**DIRECTION**:
Output all of the entries exactly as written.

(Collected data)
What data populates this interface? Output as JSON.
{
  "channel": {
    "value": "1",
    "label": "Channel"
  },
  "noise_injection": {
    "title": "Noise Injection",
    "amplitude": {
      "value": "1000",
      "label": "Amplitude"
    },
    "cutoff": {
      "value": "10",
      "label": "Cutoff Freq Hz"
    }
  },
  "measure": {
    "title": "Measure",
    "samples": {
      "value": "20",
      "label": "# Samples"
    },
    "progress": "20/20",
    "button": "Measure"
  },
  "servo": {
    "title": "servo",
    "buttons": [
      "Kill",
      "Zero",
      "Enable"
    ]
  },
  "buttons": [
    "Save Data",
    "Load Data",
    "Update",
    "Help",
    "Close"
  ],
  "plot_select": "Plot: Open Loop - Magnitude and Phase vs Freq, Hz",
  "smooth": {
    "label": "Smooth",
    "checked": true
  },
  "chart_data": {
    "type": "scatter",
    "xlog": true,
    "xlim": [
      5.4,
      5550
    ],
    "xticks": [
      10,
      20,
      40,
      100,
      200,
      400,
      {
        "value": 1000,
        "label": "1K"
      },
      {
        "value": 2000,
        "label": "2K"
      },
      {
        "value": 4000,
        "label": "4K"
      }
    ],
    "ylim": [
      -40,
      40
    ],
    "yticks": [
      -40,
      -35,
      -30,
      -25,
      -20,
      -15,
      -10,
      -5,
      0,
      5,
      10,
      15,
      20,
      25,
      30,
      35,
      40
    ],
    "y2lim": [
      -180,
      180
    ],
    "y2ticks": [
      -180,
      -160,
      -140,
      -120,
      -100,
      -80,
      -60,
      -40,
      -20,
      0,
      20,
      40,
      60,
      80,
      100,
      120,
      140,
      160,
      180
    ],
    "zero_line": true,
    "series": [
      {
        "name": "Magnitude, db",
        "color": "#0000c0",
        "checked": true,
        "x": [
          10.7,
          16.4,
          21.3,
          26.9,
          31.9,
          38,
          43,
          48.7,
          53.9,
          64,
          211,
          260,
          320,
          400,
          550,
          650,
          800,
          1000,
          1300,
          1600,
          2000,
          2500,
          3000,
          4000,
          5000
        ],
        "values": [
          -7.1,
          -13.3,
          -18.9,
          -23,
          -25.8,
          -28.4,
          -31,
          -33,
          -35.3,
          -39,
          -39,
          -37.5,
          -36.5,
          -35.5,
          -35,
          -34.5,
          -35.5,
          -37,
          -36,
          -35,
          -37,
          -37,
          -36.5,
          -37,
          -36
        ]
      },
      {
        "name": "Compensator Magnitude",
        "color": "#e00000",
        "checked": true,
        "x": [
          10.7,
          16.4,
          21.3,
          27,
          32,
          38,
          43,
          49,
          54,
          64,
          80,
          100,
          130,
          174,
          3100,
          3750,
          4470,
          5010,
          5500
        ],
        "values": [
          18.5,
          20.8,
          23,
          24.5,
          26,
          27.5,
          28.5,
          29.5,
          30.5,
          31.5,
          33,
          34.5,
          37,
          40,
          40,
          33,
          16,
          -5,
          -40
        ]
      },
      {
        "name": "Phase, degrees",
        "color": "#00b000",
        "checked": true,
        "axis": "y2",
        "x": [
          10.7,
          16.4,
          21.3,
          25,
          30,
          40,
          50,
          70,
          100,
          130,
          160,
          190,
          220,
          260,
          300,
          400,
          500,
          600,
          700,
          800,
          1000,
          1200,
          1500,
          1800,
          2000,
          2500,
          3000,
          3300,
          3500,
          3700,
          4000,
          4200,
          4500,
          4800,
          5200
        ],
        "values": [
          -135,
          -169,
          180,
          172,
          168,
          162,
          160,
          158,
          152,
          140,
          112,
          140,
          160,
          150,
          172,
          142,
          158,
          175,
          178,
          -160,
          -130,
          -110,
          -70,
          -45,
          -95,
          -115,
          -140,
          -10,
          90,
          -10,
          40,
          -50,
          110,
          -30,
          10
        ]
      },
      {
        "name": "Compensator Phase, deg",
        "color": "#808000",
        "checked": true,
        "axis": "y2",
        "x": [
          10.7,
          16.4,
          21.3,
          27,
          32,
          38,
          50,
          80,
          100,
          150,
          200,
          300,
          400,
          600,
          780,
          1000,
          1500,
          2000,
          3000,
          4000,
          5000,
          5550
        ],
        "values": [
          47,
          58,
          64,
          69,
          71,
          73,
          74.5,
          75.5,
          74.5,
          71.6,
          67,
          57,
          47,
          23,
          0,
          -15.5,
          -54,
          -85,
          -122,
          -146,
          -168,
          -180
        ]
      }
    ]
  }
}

**FULL ANSWER**:
What data populates this interface? Output as JSON.
{
  "channel": {
    "value": "1",
    "label": "Channel"
  },
  "noise_injection": {
    "title": "Noise Injection",
    "amplitude": {
      "value": "1000",
      "label": "Amplitude"
    },
    "cutoff": {
      "value": "10",
      "label": "Cutoff Freq Hz"
    }
  },
  "measure": {
    "title": "Measure",
    "samples": {
      "value": "20",
      "label": "# Samples"
    },
    "progress": "20/20",
    "button": "Measure"
  },
  "servo": {
    "title": "servo",
    "buttons": [
      "Kill",
      "Zero",
      "Enable"
    ]
  },
  "buttons": [
    "Save Data",
    "Load Data",
    "Update",
    "Help",
    "Close"
  ],
  "plot_select": "Plot: Open Loop - Magnitude and Phase vs Freq, Hz",
  "smooth": {
    "label": "Smooth",
    "checked": true
  },
  "chart_data": {
    "type": "scatter",
    "xlog": true,
    "xlim": [
      5.4,
      5550
    ],
    "xticks": [
      10,
      20,
      40,
      100,
      200,
      400,
      {
        "value": 1000,
        "label": "1K"
      },
      {
        "value": 2000,
        "label": "2K"
      },
      {
        "value": 4000,
        "label": "4K"
      }
    ],
    "ylim": [
      -40,
      40
    ],
    "yticks": [
      -40,
      -35,
      -30,
      -25,
      -20,
      -15,
      -10,
      -5,
      0,
      5,
      10,
      15,
      20,
      25,
      30,
      35,
      40
    ],
    "y2lim": [
      -180,
      180
    ],
    "y2ticks": [
      -180,
      -160,
      -140,
      -120,
      -100,
      -80,
      -60,
      -40,
      -20,
      0,
      20,
      40,
      60,
      80,
      100,
      120,
      140,
      160,
      180
    ],
    "zero_line": true,
    "series": [
      {
        "name": "Magnitude, db",
        "color": "#0000c0",
        "checked": true,
        "x": [
          10.7,
          16.4,
          21.3,
          26.9,
          31.9,
          38,
          43,
          48.7,
          53.9,
          64,
          211,
          260,
          320,
          400,
          550,
          650,
          800,
          1000,
          1300,
          1600,
          2000,
          2500,
          3000,
          4000,
          5000
        ],
        "values": [
          -7.1,
          -13.3,
          -18.9,
          -23,
          -25.8,
          -28.4,
          -31,
          -33,
          -35.3,
          -39,
          -39,
          -37.5,
          -36.5,
          -35.5,
          -35,
          -34.5,
          -35.5,
          -37,
          -36,
          -35,
          -37,
          -37,
          -36.5,
          -37,
          -36
        ]
      },
      {
        "name": "Compensator Magnitude",
        "color": "#e00000",
        "checked": true,
        "x": [
          10.7,
          16.4,
          21.3,
          27,
          32,
          38,
          43,
          49,
          54,
          64,
          80,
          100,
          130,
          174,
          3100,
          3750,
          4470,
          5010,
          5500
        ],
        "values": [
          18.5,
          20.8,
          23,
          24.5,
          26,
          27.5,
          28.5,
          29.5,
          30.5,
          31.5,
          33,
          34.5,
          37,
          40,
          40,
          33,
          16,
          -5,
          -40
        ]
      },
      {
        "name": "Phase, degrees",
        "color": "#00b000",
        "checked": true,
        "axis": "y2",
        "x": [
          10.7,
          16.4,
          21.3,
          25,
          30,
          40,
          50,
          70,
          100,
          130,
          160,
          190,
          220,
          260,
          300,
          400,
          500,
          600,
          700,
          800,
          1000,
          1200,
          1500,
          1800,
          2000,
          2500,
          3000,
          3300,
          3500,
          3700,
          4000,
          4200,
          4500,
          4800,
          5200
        ],
        "values": [
          -135,
          -169,
          180,
          172,
          168,
          162,
          160,
          158,
          152,
          140,
          112,
          140,
          160,
          150,
          172,
          142,
          158,
          175,
          178,
          -160,
          -130,
          -110,
          -70,
          -45,
          -95,
          -115,
          -140,
          -10,
          90,
          -10,
          40,
          -50,
          110,
          -30,
          10
        ]
      },
      {
        "name": "Compensator Phase, deg",
        "color": "#808000",
        "checked": true,
        "axis": "y2",
        "x": [
          10.7,
          16.4,
          21.3,
          27,
          32,
          38,
          50,
          80,
          100,
          150,
          200,
          300,
          400,
          600,
          780,
          1000,
          1500,
          2000,
          3000,
          4000,
          5000,
          5550
        ],
        "values": [
          47,
          58,
          64,
          69,
          71,
          73,
          74.5,
          75.5,
          74.5,
          71.6,
          67,
          57,
          47,
          23,
          0,
          -15.5,
          -54,
          -85,
          -122,
          -146,
          -168,
          -180
        ]
      }
    ]
  }
}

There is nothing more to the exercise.